Work instructions | Omit the images. Copy each entry word for word.

Extracted records |
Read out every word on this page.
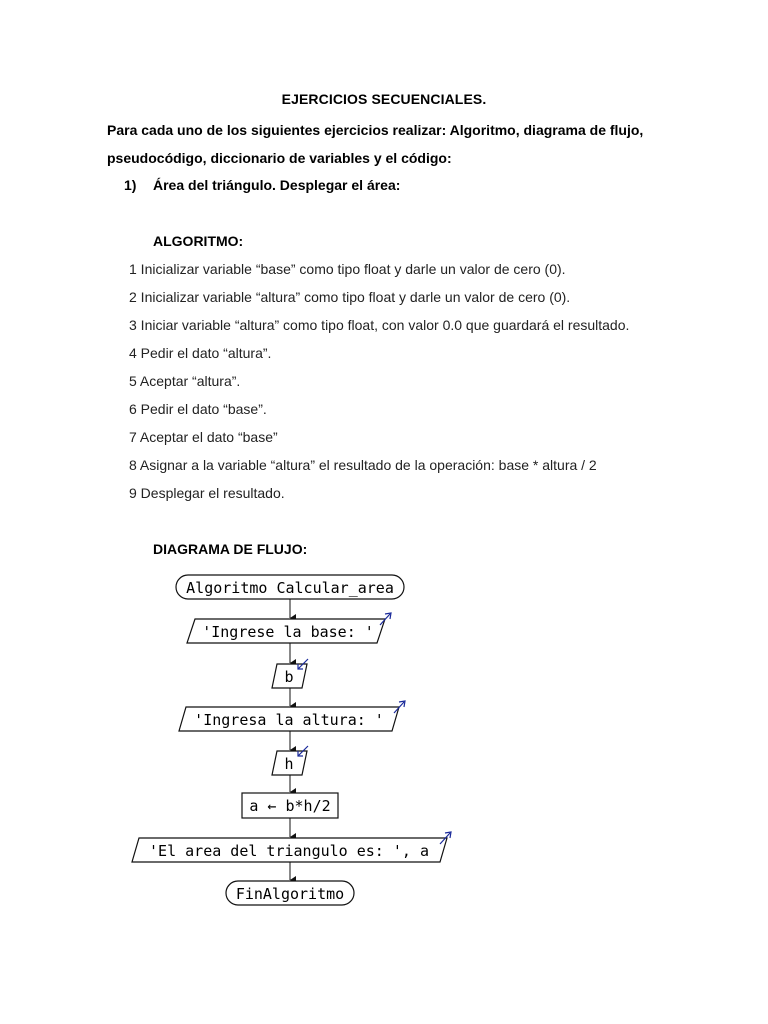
EJERCICIOS SECUENCIALES.
Para cada uno de los siguientes ejercicios realizar: Algoritmo, diagrama de flujo,
pseudocódigo, diccionario de variables y el código:
1) Área del triángulo. Desplegar el área:
ALGORITMO:
1 Inicializar variable “base” como tipo float y darle un valor de cero (0).
2 Inicializar variable “altura” como tipo float y darle un valor de cero (0).
3 Iniciar variable “altura” como tipo float, con valor 0.0 que guardará el resultado.
4 Pedir el dato “altura”.
5 Aceptar “altura”.
6 Pedir el dato “base”.
7 Aceptar el dato “base”
8 Asignar a la variable “altura” el resultado de la operación: base * altura / 2
9 Desplegar el resultado.
DIAGRAMA DE FLUJO:
Algoritmo Calcular_area
'Ingrese la base: '
b
'Ingresa la altura: '
h
a ← b*h/2
'El area del triangulo es: ', a
FinAlgoritmo
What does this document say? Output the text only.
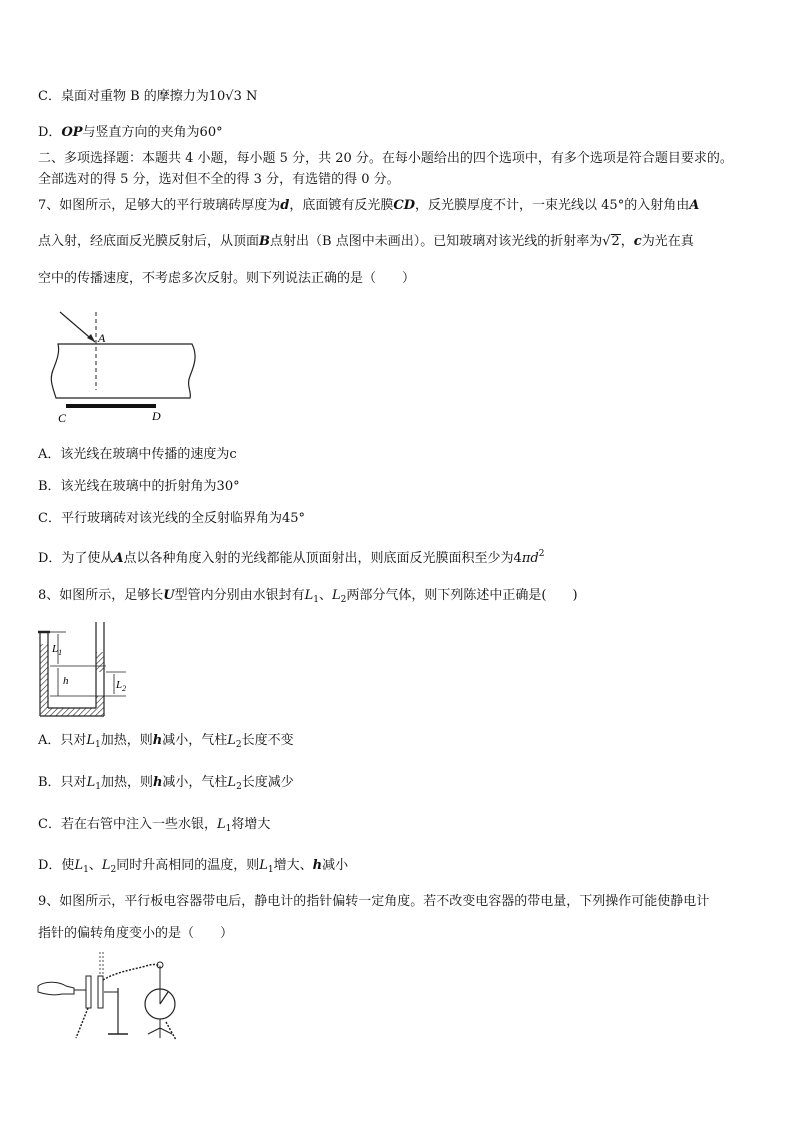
C．桌面对重物 B 的摩擦力为10√3 N
D．OP与竖直方向的夹角为60°
二、多项选择题：本题共 4 小题，每小题 5 分，共 20 分。在每小题给出的四个选项中，有多个选项是符合题目要求的。
全部选对的得 5 分，选对但不全的得 3 分，有选错的得 0 分。
7、如图所示，足够大的平行玻璃砖厚度为d，底面镀有反光膜CD，反光膜厚度不计，一束光线以 45°的入射角由A
点入射，经底面反光膜反射后，从顶面B点射出（B 点图中未画出）。已知玻璃对该光线的折射率为√2，c为光在真
空中的传播速度，不考虑多次反射。则下列说法正确的是（　　）
A
C	D
A．该光线在玻璃中传播的速度为c
B．该光线在玻璃中的折射角为30°
C．平行玻璃砖对该光线的全反射临界角为45°
D．为了使从A点以各种角度入射的光线都能从顶面射出，则底面反光膜面积至少为$4\pi d^2$
8、如图所示，足够长U型管内分别由水银封有$L_1$、$L_2$两部分气体，则下列陈述中正确是(　　)
$L_1$
h	$L_2$
A．只对$L_1$加热，则h减小，气柱$L_2$长度不变
B．只对$L_1$加热，则h减小，气柱$L_2$长度减少
C．若在右管中注入一些水银，$L_1$将增大
D．使$L_1$、$L_2$同时升高相同的温度，则$L_1$增大、h减小
9、如图所示，平行板电容器带电后，静电计的指针偏转一定角度。若不改变电容器的带电量，下列操作可能使静电计
指针的偏转角度变小的是（　　）
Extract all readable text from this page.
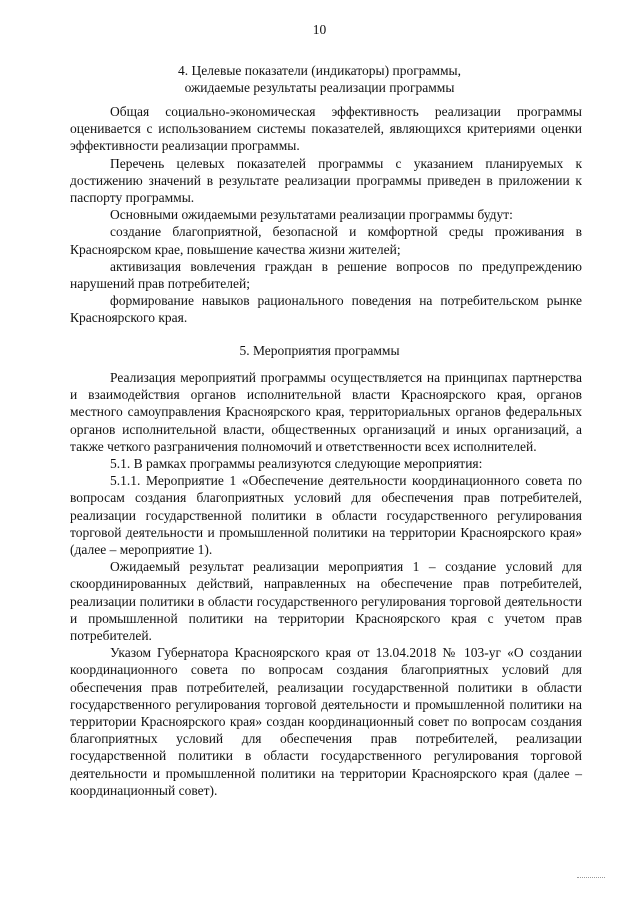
10
4. Целевые показатели (индикаторы) программы,
ожидаемые результаты реализации программы

Общая социально-экономическая эффективность реализации программы оценивается с использованием системы показателей, являющихся критериями оценки эффективности реализации программы.

Перечень целевых показателей программы с указанием планируемых к достижению значений в результате реализации программы приведен в приложении к паспорту программы.

Основными ожидаемыми результатами реализации программы будут:

создание благоприятной, безопасной и комфортной среды проживания в Красноярском крае, повышение качества жизни жителей;

активизация вовлечения граждан в решение вопросов по предупреждению нарушений прав потребителей;

формирование навыков рационального поведения на потребительском рынке Красноярского края.

5. Мероприятия программы

Реализация мероприятий программы осуществляется на принципах партнерства и взаимодействия органов исполнительной власти Красноярского края, органов местного самоуправления Красноярского края, территориальных органов федеральных органов исполнительной власти, общественных организаций и иных организаций, а также четкого разграничения полномочий и ответственности всех исполнителей.

5.1. В рамках программы реализуются следующие мероприятия:

5.1.1. Мероприятие 1 «Обеспечение деятельности координационного совета по вопросам создания благоприятных условий для обеспечения прав потребителей, реализации государственной политики в области государственного регулирования торговой деятельности и промышленной политики на территории Красноярского края» (далее – мероприятие 1).

Ожидаемый результат реализации мероприятия 1 – создание условий для скоординированных действий, направленных на обеспечение прав потребителей, реализации политики в области государственного регулирования торговой деятельности и промышленной политики на территории Красноярского края с учетом прав потребителей.

Указом Губернатора Красноярского края от 13.04.2018 № 103-уг «О создании координационного совета по вопросам создания благоприятных условий для обеспечения прав потребителей, реализации государственной политики в области государственного регулирования торговой деятельности и промышленной политики на территории Красноярского края» создан координационный совет по вопросам создания благоприятных условий для обеспечения прав потребителей, реализации государственной политики в области государственного регулирования торговой деятельности и промышленной политики на территории Красноярского края (далее – координационный совет).
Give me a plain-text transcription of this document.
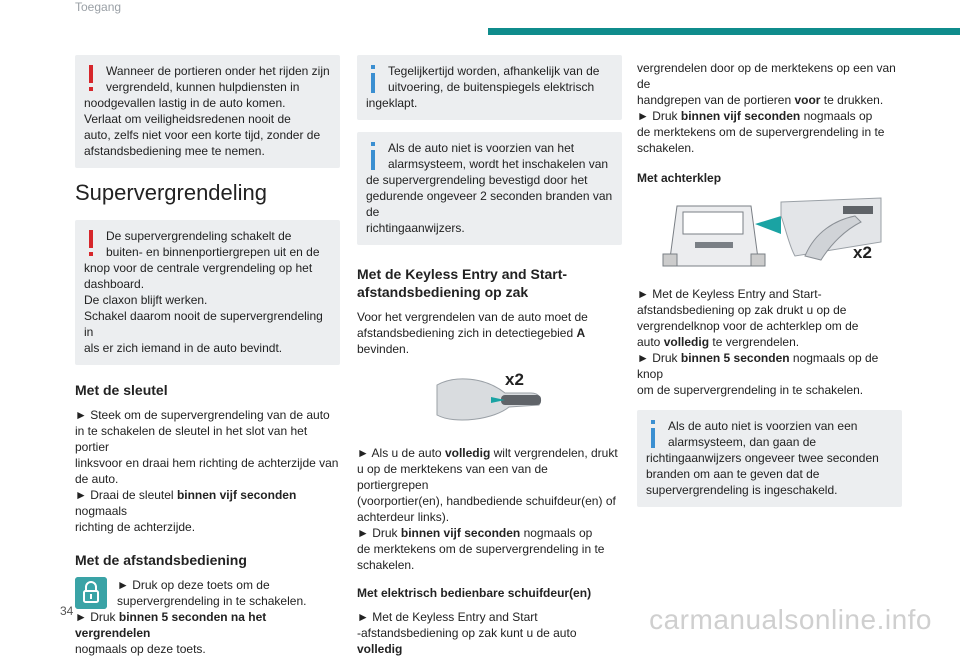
Toegang

Wanneer de portieren onder het rijden zijn

vergrendeld, kunnen hulpdiensten in

noodgevallen lastig in de auto komen.

Verlaat om veiligheidsredenen nooit de

auto, zelfs niet voor een korte tijd, zonder de

afstandsbediening mee te nemen.

Supervergrendeling

De supervergrendeling schakelt de

buiten- en binnenportiergrepen uit en de

knop voor de centrale vergrendeling op het

dashboard.

De claxon blijft werken.

Schakel daarom nooit de supervergrendeling in

als er zich iemand in de auto bevindt.

Met de sleutel

► Steek om de supervergrendeling van de auto

in te schakelen de sleutel in het slot van het portier

linksvoor en draai hem richting de achterzijde van

de auto.

► Draai de sleutel binnen vijf seconden nogmaals

richting de achterzijde.

Met de afstandsbediening

► Druk op deze toets om de

supervergrendeling in te schakelen.

► Druk binnen 5 seconden na het vergrendelen

nogmaals op deze toets.

Tegelijkertijd worden, afhankelijk van de

uitvoering, de buitenspiegels elektrisch

ingeklapt.

Als de auto niet is voorzien van het

alarmsysteem, wordt het inschakelen van

de supervergrendeling bevestigd door het

gedurende ongeveer 2 seconden branden van de

richtingaanwijzers.

Met de Keyless Entry and Start-afstandsbediening op zak

Voor het vergrendelen van de auto moet de

afstandsbediening zich in detectiegebied A

bevinden.

x2

► Als u de auto volledig wilt vergrendelen, drukt

u op de merktekens van een van de portiergrepen

(voorportier(en), handbediende schuifdeur(en) of

achterdeur links).

► Druk binnen vijf seconden nogmaals op

de merktekens om de supervergrendeling in te

schakelen.

Met elektrisch bedienbare schuifdeur(en)

► Met de Keyless Entry and Start

-afstandsbediening op zak kunt u de auto volledig

vergrendelen door op de merktekens op een van de

handgrepen van de portieren voor te drukken.

► Druk binnen vijf seconden nogmaals op

de merktekens om de supervergrendeling in te

schakelen.

Met achterklep
x2

► Met de Keyless Entry and Start-

afstandsbediening op zak drukt u op de

vergrendelknop voor de achterklep om de

auto volledig te vergrendelen.

► Druk binnen 5 seconden nogmaals op de knop

om de supervergrendeling in te schakelen.

Als de auto niet is voorzien van een

alarmsysteem, dan gaan de

richtingaanwijzers ongeveer twee seconden

branden om aan te geven dat de

supervergrendeling is ingeschakeld.

34	carmanualsonline.info
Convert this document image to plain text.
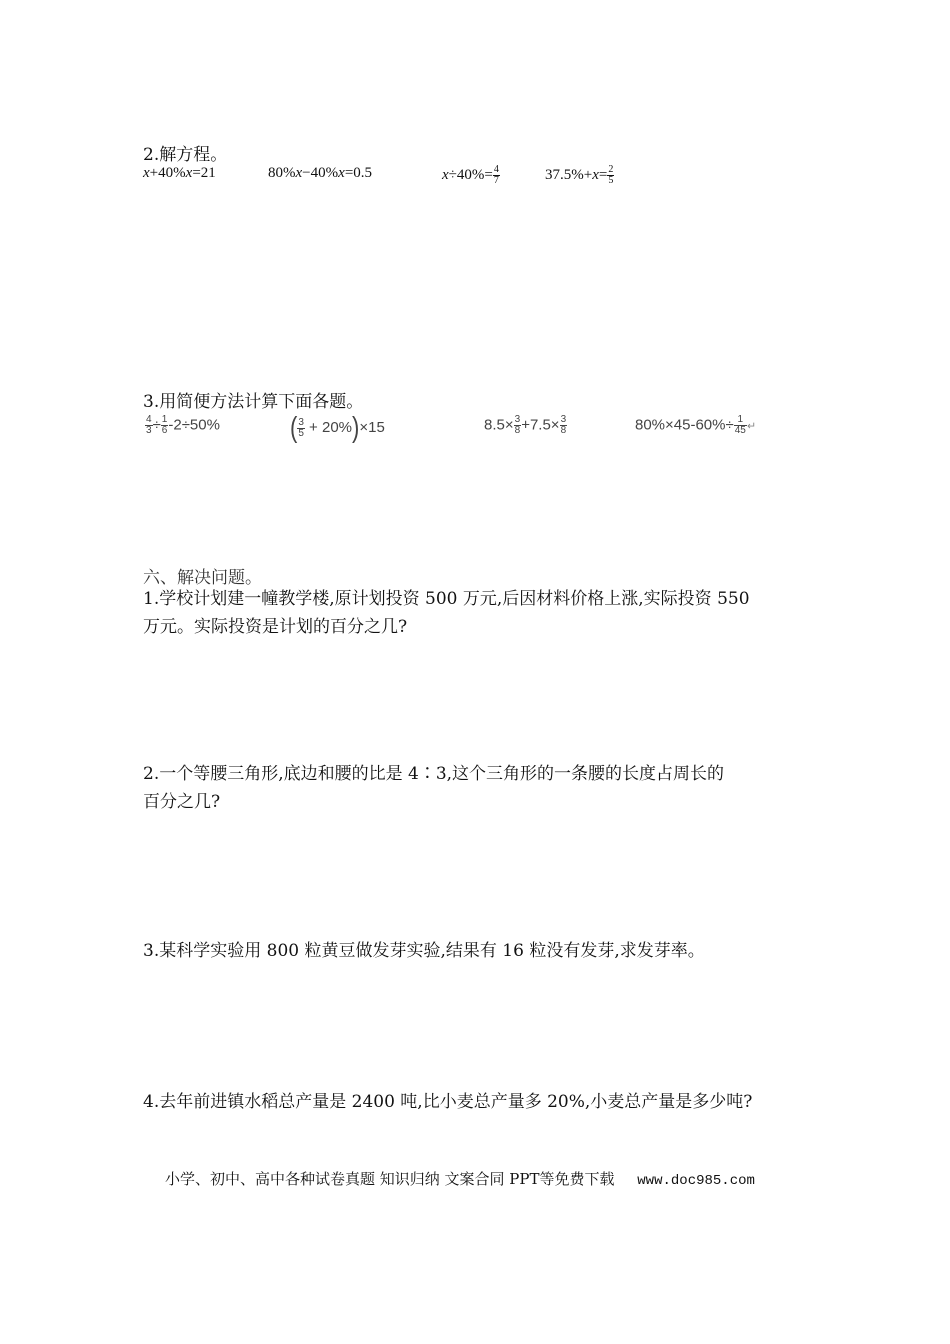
2.解方程。
x+40%x=21	80%x−40%x=0.5	$x\div 40\%= \frac{4}{7}$	$37.5\%+x= \frac{2}{5}$
3.用简便方法计算下面各题。
$\frac{4}{3} \div \frac{1}{6} -2\div 50\%$	( $\frac{3}{5} + 20\%)\times 15$	$8.5\times \frac{3}{8} +7.5\times \frac{3}{8}$	$80\%\times 45-60\%\div \frac{1}{45}$ ↵
六、解决问题。
1.学校计划建一幢教学楼,原计划投资 500 万元,后因材料价格上涨,实际投资 550
万元。实际投资是计划的百分之几?
2.一个等腰三角形,底边和腰的比是 4∶3,这个三角形的一条腰的长度占周长的
百分之几?
3.某科学实验用 800 粒黄豆做发芽实验,结果有 16 粒没有发芽,求发芽率。
4.去年前进镇水稻总产量是 2400 吨,比小麦总产量多 20%,小麦总产量是多少吨?
小学、初中、高中各种试卷真题 知识归纳 文案合同 PPT等免费下载 www.doc985.com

Exercise result |
Read out every word on this page.
EJERCICIOS SECUENCIALES.
Para cada uno de los siguientes ejercicios realizar: Algoritmo, diagrama de flujo,
pseudocódigo, diccionario de variables y el código:
1) Área del triángulo. Desplegar el área:
ALGORITMO:
1 Inicializar variable “base” como tipo float y darle un valor de cero (0).
2 Inicializar variable “altura” como tipo float y darle un valor de cero (0).
3 Iniciar variable “altura” como tipo float, con valor 0.0 que guardará el resultado.
4 Pedir el dato “altura”.
5 Aceptar “altura”.
6 Pedir el dato “base”.
7 Aceptar el dato “base”
8 Asignar a la variable “altura” el resultado de la operación: base * altura / 2
9 Desplegar el resultado.
DIAGRAMA DE FLUJO:
Algoritmo Calcular_area
'Ingrese la base: '
b
'Ingresa la altura: '
h
a ← b*h/2
'El area del triangulo es: ', a
FinAlgoritmo
What does this document say? Output the text only.
C．桌面对重物 B 的摩擦力为10√3 N
D．OP与竖直方向的夹角为60°
二、多项选择题：本题共 4 小题，每小题 5 分，共 20 分。在每小题给出的四个选项中，有多个选项是符合题目要求的。
全部选对的得 5 分，选对但不全的得 3 分，有选错的得 0 分。
7、如图所示，足够大的平行玻璃砖厚度为d，底面镀有反光膜CD，反光膜厚度不计，一束光线以 45°的入射角由A
点入射，经底面反光膜反射后，从顶面B点射出（B 点图中未画出）。已知玻璃对该光线的折射率为√2，c为光在真
空中的传播速度，不考虑多次反射。则下列说法正确的是（　　）
A
C	D
A．该光线在玻璃中传播的速度为c
B．该光线在玻璃中的折射角为30°
C．平行玻璃砖对该光线的全反射临界角为45°
D．为了使从A点以各种角度入射的光线都能从顶面射出，则底面反光膜面积至少为$4\pi d^2$
8、如图所示，足够长U型管内分别由水银封有$L_1$、$L_2$两部分气体，则下列陈述中正确是(　　)
$L_1$
h	$L_2$
A．只对$L_1$加热，则h减小，气柱$L_2$长度不变
B．只对$L_1$加热，则h减小，气柱$L_2$长度减少
C．若在右管中注入一些水银，$L_1$将增大
D．使$L_1$、$L_2$同时升高相同的温度，则$L_1$增大、h减小
9、如图所示，平行板电容器带电后，静电计的指针偏转一定角度。若不改变电容器的带电量，下列操作可能使静电计
指针的偏转角度变小的是（　　）
Extract all readable text from this page.
10
4. Целевые показатели (индикаторы) программы,
ожидаемые результаты реализации программы

Общая социально-экономическая эффективность реализации программы оценивается с использованием системы показателей, являющихся критериями оценки эффективности реализации программы.

Перечень целевых показателей программы с указанием планируемых к достижению значений в результате реализации программы приведен в приложении к паспорту программы.

Основными ожидаемыми результатами реализации программы будут:

создание благоприятной, безопасной и комфортной среды проживания в Красноярском крае, повышение качества жизни жителей;

активизация вовлечения граждан в решение вопросов по предупреждению нарушений прав потребителей;

формирование навыков рационального поведения на потребительском рынке Красноярского края.

5. Мероприятия программы

Реализация мероприятий программы осуществляется на принципах партнерства и взаимодействия органов исполнительной власти Красноярского края, органов местного самоуправления Красноярского края, территориальных органов федеральных органов исполнительной власти, общественных организаций и иных организаций, а также четкого разграничения полномочий и ответственности всех исполнителей.

5.1. В рамках программы реализуются следующие мероприятия:

5.1.1. Мероприятие 1 «Обеспечение деятельности координационного совета по вопросам создания благоприятных условий для обеспечения прав потребителей, реализации государственной политики в области государственного регулирования торговой деятельности и промышленной политики на территории Красноярского края» (далее – мероприятие 1).

Ожидаемый результат реализации мероприятия 1 – создание условий для скоординированных действий, направленных на обеспечение прав потребителей, реализации политики в области государственного регулирования торговой деятельности и промышленной политики на территории Красноярского края с учетом прав потребителей.

Указом Губернатора Красноярского края от 13.04.2018 № 103-уг «О создании координационного совета по вопросам создания благоприятных условий для обеспечения прав потребителей, реализации государственной политики в области государственного регулирования торговой деятельности и промышленной политики на территории Красноярского края» создан координационный совет по вопросам создания благоприятных условий для обеспечения прав потребителей, реализации государственной политики в области государственного регулирования торговой деятельности и промышленной политики на территории Красноярского края (далее – координационный совет).
Give me a plain-text transcription of this document.
Toegang

Wanneer de portieren onder het rijden zijn

vergrendeld, kunnen hulpdiensten in

noodgevallen lastig in de auto komen.

Verlaat om veiligheidsredenen nooit de

auto, zelfs niet voor een korte tijd, zonder de

afstandsbediening mee te nemen.

Supervergrendeling

De supervergrendeling schakelt de

buiten- en binnenportiergrepen uit en de

knop voor de centrale vergrendeling op het

dashboard.

De claxon blijft werken.

Schakel daarom nooit de supervergrendeling in

als er zich iemand in de auto bevindt.

Met de sleutel

► Steek om de supervergrendeling van de auto

in te schakelen de sleutel in het slot van het portier

linksvoor en draai hem richting de achterzijde van

de auto.

► Draai de sleutel binnen vijf seconden nogmaals

richting de achterzijde.

Met de afstandsbediening

► Druk op deze toets om de

supervergrendeling in te schakelen.

► Druk binnen 5 seconden na het vergrendelen

nogmaals op deze toets.

Tegelijkertijd worden, afhankelijk van de

uitvoering, de buitenspiegels elektrisch

ingeklapt.

Als de auto niet is voorzien van het

alarmsysteem, wordt het inschakelen van

de supervergrendeling bevestigd door het

gedurende ongeveer 2 seconden branden van de

richtingaanwijzers.

Met de Keyless Entry and Start-afstandsbediening op zak

Voor het vergrendelen van de auto moet de

afstandsbediening zich in detectiegebied A

bevinden.

x2

► Als u de auto volledig wilt vergrendelen, drukt

u op de merktekens van een van de portiergrepen

(voorportier(en), handbediende schuifdeur(en) of

achterdeur links).

► Druk binnen vijf seconden nogmaals op

de merktekens om de supervergrendeling in te

schakelen.

Met elektrisch bedienbare schuifdeur(en)

► Met de Keyless Entry and Start

-afstandsbediening op zak kunt u de auto volledig

vergrendelen door op de merktekens op een van de

handgrepen van de portieren voor te drukken.

► Druk binnen vijf seconden nogmaals op

de merktekens om de supervergrendeling in te

schakelen.

Met achterklep
x2

► Met de Keyless Entry and Start-

afstandsbediening op zak drukt u op de

vergrendelknop voor de achterklep om de

auto volledig te vergrendelen.

► Druk binnen 5 seconden nogmaals op de knop

om de supervergrendeling in te schakelen.

Als de auto niet is voorzien van een

alarmsysteem, dan gaan de

richtingaanwijzers ongeveer twee seconden

branden om aan te geven dat de

supervergrendeling is ingeschakeld.

34	carmanualsonline.info
Convert this document image to plain text.
2.解方程。
x+40%x=21	80%x−40%x=0.5	$x\div 40\%= \frac{4}{7}$	$37.5\%+x= \frac{2}{5}$
3.用简便方法计算下面各题。
$\frac{4}{3} \div \frac{1}{6} -2\div 50\%$	( $\frac{3}{5} + 20\%)\times 15$	$8.5\times \frac{3}{8} +7.5\times \frac{3}{8}$	$80\%\times 45-60\%\div \frac{1}{45}$ ↵
六、解决问题。
1.学校计划建一幢教学楼,原计划投资 500 万元,后因材料价格上涨,实际投资 550
万元。实际投资是计划的百分之几?
2.一个等腰三角形,底边和腰的比是 4∶3,这个三角形的一条腰的长度占周长的
百分之几?
3.某科学实验用 800 粒黄豆做发芽实验,结果有 16 粒没有发芽,求发芽率。
4.去年前进镇水稻总产量是 2400 吨,比小麦总产量多 20%,小麦总产量是多少吨?
小学、初中、高中各种试卷真题 知识归纳 文案合同 PPT等免费下载 www.doc985.com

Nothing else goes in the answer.